** GIVEN TEXT **
A Federal health reinsurance program, designed to encourage the development by the private insurance industry of policies which would provide extended coverage against the costs of catastrophic illness. The Government would reinsure against losses in instances where private insurance companies paid out more in benefits than they received in premiums. Involves creation of state-wide plans for extended health insurance coverage which insurers or state-wide pools of insurers would be required to offer all eligible individuals at a reasonable cost in order to qualify for Federal reinsurance program. B. People Covered

Individual State resident (and his dependents) who makes appropriate application for such extended insurance coverage.

C. Scope of Benefits

A catastrophic health insurance plan offered by private insurers would be designed to cover costs of any and all medical care rather than specified benefits. Before payments would be made under the plan, a sliding deductible based upon adjusted income of an individual or family would have to be satisfied. The deductible would be equal to of the amount by which the individual or family's adjusted income exceeds $1,000 but does not exceed $2,000, plus all of the amount by which such adjusted income exceeds $2,000. (A person with an adjusted income of $10,000 would have a deductible of $8,500; an individual with adjusted income of $5,000 would have a $3,500 deductible.) The deductible would be reduced by the amount of any out-of-pocket payments or any public or private third-party payments made on behalf of an insured person.

** WORK ITEM A **
Write down every distinct dollar amount named in the text on the health reinsurance program, in the order each first appears.
** WORK ITEM B **
Carry the text on the Federal health reinsurance program forward from its last sentence.
The listing that comes next was taken from a different source than the text above.

[Saved entries]
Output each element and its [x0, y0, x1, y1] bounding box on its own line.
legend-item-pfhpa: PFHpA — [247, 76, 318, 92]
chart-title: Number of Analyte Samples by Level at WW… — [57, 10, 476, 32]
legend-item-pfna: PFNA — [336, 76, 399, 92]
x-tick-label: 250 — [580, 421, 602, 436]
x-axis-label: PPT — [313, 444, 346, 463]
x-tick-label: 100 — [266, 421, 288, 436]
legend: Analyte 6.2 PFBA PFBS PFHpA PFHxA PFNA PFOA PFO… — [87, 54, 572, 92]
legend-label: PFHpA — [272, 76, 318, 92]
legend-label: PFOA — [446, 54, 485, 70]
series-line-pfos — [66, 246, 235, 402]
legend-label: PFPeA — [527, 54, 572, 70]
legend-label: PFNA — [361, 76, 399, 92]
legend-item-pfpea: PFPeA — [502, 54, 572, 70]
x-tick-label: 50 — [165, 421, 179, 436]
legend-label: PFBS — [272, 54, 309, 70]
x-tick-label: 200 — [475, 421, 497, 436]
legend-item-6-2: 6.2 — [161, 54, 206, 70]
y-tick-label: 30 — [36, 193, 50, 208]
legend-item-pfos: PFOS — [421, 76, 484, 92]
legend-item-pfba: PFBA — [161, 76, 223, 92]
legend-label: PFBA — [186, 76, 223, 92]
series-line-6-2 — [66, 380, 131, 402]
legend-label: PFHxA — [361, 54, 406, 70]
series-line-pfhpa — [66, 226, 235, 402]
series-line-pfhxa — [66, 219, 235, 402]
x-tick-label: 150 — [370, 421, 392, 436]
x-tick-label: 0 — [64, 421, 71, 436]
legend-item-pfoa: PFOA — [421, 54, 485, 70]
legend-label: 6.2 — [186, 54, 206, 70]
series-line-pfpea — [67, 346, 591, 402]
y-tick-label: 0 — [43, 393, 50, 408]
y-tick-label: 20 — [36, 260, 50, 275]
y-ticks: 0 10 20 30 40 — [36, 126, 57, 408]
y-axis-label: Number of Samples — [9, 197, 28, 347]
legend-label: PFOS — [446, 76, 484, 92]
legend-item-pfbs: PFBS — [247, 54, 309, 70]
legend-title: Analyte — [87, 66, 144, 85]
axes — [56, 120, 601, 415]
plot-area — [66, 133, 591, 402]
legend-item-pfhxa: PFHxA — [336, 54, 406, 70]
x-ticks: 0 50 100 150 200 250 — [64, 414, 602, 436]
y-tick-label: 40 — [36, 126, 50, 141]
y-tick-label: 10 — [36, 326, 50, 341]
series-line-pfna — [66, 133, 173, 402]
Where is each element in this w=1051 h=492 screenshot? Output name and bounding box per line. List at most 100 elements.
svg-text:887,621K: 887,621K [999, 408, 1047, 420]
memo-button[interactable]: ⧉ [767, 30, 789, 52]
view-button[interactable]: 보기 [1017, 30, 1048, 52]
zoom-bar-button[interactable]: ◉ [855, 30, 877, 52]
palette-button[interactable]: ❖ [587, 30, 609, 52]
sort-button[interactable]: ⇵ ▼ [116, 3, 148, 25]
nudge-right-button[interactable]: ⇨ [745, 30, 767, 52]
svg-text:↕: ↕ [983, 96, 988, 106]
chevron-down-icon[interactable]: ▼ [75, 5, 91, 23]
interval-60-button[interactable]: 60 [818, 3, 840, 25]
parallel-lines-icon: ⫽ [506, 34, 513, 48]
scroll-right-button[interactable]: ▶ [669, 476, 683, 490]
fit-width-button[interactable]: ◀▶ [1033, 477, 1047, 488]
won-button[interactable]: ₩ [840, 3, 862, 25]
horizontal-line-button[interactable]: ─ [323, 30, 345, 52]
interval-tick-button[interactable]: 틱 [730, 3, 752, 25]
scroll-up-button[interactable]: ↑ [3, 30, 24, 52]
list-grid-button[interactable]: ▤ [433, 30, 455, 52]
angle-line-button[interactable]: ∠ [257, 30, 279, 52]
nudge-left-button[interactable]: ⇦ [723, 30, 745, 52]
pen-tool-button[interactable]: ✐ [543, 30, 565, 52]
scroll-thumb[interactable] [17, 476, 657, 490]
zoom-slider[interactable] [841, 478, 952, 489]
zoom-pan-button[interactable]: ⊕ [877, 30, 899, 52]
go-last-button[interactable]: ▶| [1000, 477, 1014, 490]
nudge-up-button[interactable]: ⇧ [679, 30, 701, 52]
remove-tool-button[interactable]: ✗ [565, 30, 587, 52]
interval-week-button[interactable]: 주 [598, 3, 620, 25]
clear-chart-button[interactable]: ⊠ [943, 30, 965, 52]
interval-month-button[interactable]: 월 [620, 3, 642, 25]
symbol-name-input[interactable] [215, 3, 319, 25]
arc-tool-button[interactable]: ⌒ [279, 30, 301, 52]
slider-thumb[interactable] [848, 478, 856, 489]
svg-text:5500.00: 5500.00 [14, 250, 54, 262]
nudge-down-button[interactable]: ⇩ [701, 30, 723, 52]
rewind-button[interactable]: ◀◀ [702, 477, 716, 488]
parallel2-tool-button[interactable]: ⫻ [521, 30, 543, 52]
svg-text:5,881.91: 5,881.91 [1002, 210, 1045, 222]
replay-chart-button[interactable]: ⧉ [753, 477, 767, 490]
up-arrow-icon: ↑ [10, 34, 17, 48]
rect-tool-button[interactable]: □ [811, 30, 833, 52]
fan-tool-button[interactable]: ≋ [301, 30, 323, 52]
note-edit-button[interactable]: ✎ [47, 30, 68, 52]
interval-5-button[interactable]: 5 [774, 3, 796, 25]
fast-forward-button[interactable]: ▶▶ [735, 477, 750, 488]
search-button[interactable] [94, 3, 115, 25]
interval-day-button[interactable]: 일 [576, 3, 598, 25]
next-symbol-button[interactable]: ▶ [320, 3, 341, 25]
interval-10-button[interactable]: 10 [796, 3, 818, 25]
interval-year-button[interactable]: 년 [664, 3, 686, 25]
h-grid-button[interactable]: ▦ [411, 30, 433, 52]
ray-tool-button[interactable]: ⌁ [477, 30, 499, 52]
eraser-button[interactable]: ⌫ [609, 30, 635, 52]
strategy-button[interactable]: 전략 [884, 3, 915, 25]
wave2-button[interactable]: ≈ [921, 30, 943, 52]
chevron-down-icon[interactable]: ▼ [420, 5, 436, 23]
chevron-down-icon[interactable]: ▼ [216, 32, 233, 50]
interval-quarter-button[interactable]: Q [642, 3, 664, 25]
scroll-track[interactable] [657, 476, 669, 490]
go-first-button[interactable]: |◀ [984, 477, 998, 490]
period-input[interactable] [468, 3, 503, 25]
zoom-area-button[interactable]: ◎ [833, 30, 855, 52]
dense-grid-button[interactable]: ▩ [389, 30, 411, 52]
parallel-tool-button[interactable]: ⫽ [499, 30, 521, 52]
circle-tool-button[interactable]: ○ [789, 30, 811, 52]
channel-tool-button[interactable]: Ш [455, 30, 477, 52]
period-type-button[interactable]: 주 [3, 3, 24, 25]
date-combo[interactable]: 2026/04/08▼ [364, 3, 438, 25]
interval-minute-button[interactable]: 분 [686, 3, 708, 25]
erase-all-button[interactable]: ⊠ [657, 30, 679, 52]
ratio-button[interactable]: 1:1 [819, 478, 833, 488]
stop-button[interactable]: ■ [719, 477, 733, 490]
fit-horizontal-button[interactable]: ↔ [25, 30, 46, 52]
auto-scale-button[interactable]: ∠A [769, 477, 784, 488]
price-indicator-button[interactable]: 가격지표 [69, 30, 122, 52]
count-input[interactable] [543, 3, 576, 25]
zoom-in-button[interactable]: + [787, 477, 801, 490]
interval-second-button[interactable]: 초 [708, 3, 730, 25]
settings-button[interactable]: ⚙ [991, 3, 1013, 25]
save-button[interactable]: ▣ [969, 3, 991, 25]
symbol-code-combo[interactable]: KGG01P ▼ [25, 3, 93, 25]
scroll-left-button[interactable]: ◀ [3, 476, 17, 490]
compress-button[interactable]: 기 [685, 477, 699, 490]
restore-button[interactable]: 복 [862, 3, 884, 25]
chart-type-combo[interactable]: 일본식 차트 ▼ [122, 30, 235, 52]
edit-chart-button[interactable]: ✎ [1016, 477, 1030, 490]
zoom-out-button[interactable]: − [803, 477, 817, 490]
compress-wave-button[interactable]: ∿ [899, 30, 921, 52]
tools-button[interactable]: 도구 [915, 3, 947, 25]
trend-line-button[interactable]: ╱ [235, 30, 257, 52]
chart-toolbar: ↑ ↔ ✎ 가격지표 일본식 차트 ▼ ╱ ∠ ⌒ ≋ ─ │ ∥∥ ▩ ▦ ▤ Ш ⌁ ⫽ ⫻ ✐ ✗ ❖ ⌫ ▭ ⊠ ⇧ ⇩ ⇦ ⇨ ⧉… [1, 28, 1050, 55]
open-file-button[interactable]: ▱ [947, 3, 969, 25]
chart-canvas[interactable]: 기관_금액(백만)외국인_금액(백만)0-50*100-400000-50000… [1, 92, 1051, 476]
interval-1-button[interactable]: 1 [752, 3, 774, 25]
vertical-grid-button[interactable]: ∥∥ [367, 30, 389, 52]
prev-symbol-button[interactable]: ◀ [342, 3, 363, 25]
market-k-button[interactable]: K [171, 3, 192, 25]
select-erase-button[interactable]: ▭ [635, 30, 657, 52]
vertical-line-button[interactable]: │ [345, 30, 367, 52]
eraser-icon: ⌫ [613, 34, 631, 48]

** RESPONSE A **
$1,000, $2,000, $10,000, $8,500, $5,000, $3,500

** RESPONSE B **
D. Payment to Providers

Present methods under private insurance.

E. Administration

Federal Government role mainly limited to contracting with private insurers for reinsurance coverage. An insurance company would pay the Government certain premiums or fees for reinsurance. HÊW would also set premium rates to be used by private insurers in charging individuals for catastrophic health insurance plans. State insurance authorities would develop state-wide plan for extended coverage and would provide for pooling of risks among private insurers within a State. Where a state-wide plan cannot be established, private insurers would deal directly with the Federal Government.

F. Financing

Catastrophic insurance would be financed by means of payments of premiums to private insurers. The Government's reinsurance program would be financed through premiums paid by private insurers into a National Catastrophic Illness Insurance Fund.

G. Cost Estimates

HEW estimate of additional cost to Federal taxpayer, fiscal year 1974-$3.3 billion.